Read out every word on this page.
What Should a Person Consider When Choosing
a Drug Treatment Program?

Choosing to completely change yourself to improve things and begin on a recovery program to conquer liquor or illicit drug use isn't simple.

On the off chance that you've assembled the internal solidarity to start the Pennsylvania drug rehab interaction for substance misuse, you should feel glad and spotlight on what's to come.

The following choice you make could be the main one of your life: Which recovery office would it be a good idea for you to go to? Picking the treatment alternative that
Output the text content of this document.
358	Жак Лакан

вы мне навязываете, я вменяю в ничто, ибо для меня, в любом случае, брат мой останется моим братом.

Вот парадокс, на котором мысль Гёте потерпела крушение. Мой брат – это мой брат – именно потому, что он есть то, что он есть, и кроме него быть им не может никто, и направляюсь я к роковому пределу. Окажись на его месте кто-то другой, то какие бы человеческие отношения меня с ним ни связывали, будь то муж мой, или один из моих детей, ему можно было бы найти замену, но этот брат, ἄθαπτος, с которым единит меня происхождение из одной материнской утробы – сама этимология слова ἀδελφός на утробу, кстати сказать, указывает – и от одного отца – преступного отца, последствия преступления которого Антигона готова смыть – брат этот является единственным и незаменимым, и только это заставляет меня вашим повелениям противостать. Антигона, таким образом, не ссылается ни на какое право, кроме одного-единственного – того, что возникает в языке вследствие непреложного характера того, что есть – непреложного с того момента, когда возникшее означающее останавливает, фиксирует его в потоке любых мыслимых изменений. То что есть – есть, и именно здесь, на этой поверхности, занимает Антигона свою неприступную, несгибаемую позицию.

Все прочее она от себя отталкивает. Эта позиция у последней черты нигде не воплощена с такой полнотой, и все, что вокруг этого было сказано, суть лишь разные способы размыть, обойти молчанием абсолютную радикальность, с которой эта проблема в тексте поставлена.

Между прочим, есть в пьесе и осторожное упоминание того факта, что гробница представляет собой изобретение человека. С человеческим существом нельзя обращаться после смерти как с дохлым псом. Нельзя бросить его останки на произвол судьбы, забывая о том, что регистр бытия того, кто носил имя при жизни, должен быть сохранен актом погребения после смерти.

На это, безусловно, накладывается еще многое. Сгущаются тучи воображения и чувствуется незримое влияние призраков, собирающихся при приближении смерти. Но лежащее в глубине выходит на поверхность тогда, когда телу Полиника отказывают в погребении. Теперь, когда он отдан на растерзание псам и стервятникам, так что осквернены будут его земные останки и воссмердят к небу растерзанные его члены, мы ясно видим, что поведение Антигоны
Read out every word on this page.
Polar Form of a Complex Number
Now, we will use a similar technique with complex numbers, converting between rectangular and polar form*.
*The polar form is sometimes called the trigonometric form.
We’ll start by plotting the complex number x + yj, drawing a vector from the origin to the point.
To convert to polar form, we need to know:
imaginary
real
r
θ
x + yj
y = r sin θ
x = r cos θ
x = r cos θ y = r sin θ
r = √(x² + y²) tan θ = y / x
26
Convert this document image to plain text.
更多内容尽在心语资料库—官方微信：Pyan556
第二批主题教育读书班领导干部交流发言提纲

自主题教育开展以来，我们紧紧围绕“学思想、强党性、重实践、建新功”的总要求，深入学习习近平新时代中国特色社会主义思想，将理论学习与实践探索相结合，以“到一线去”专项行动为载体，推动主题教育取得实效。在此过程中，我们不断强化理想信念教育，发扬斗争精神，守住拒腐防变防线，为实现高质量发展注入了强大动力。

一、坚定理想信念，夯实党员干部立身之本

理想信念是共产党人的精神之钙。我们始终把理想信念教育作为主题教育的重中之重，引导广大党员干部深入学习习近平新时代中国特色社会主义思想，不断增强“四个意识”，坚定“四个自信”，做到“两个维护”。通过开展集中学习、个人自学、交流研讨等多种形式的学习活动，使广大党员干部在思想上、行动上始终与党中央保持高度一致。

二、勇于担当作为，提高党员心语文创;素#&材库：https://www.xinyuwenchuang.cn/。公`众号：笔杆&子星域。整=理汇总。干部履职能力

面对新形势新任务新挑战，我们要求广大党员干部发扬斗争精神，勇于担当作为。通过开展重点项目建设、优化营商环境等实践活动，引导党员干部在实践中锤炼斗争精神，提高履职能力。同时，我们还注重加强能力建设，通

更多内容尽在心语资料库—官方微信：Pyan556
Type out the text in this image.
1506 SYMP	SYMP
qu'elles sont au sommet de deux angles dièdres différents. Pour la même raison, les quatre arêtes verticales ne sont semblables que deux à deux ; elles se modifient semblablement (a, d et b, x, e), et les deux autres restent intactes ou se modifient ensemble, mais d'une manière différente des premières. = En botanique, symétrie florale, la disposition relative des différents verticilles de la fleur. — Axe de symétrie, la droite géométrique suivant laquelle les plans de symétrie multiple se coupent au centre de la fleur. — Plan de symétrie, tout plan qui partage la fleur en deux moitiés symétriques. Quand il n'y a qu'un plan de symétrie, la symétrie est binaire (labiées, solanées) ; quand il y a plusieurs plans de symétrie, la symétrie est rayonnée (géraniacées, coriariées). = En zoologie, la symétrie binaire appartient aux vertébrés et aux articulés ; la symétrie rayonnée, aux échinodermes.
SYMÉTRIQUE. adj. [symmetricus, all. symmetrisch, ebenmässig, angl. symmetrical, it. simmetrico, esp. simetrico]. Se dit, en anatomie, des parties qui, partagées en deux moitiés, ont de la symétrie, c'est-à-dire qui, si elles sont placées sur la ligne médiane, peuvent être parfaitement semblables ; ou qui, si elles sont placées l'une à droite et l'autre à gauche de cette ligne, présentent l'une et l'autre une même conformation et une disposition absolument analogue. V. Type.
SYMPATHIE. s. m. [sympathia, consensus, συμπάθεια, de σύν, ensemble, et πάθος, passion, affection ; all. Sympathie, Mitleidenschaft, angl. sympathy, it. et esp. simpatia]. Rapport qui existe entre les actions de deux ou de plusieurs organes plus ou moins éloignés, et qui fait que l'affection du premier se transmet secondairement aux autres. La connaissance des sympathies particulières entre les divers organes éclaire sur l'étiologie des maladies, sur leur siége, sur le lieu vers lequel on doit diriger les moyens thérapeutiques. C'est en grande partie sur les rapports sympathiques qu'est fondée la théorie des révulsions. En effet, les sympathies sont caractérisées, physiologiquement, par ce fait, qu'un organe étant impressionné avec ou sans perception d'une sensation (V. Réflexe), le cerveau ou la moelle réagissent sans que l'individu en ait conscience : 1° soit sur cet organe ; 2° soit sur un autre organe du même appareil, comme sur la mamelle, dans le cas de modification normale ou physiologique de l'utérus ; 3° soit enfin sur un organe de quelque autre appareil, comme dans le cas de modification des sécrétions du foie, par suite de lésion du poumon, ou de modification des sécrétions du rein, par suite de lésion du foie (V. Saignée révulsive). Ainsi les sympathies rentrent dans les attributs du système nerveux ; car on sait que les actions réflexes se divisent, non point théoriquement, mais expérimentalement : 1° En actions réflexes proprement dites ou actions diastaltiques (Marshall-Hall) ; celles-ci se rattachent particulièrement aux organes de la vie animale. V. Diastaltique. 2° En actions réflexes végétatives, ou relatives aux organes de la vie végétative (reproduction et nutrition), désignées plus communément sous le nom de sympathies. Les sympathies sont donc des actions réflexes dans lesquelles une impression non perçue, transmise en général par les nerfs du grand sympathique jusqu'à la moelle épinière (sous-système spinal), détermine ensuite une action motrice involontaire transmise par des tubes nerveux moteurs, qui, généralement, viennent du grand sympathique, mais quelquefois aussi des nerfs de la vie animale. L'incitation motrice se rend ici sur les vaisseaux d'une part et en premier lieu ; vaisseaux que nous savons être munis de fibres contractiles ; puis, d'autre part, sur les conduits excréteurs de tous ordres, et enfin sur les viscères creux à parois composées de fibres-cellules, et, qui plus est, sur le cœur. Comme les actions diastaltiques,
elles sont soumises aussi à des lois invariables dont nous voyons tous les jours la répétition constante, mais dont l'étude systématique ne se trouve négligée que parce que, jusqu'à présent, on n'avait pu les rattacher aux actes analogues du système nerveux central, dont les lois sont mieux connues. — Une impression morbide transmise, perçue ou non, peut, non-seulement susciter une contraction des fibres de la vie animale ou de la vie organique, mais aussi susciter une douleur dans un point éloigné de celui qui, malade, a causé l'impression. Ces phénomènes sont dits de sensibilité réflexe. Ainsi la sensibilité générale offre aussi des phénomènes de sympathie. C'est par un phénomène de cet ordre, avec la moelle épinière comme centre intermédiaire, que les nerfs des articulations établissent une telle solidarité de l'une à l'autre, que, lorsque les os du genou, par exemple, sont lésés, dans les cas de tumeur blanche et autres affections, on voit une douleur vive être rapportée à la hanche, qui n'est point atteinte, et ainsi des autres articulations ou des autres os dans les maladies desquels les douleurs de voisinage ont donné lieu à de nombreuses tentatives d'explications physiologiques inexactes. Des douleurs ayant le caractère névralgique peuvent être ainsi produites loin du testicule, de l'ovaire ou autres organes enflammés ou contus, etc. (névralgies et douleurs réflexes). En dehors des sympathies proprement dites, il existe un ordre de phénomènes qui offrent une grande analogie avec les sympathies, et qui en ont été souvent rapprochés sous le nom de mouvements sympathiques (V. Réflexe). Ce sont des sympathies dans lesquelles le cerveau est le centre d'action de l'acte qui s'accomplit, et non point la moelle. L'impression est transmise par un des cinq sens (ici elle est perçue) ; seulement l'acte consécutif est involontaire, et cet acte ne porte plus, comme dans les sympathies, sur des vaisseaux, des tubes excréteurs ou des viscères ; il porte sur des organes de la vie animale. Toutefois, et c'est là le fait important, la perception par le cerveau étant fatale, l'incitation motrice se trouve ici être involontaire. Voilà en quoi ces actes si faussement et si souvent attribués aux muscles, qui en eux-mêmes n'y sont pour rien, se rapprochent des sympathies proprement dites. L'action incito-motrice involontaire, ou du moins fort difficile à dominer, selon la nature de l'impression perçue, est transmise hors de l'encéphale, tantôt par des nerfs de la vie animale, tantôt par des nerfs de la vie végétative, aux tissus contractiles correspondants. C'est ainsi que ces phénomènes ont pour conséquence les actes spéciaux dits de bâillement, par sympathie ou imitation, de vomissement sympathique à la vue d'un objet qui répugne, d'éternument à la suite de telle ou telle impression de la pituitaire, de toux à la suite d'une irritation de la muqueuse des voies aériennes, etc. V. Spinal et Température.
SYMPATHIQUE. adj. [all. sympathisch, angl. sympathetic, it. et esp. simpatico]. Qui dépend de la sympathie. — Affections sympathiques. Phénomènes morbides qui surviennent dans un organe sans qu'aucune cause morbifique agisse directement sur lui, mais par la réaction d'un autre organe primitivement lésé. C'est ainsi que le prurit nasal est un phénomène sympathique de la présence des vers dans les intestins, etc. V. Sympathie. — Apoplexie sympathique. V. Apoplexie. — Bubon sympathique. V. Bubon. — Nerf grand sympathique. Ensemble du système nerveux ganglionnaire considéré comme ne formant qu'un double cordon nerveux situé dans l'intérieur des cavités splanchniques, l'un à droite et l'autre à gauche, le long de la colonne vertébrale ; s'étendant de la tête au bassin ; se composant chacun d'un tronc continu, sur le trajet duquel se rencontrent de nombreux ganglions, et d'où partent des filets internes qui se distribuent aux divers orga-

-=-=-

Request: Out of the preceding entries, pull every line containing the string "document".

Full solution:
Output the text content of this document.
Convert this document image to plain text.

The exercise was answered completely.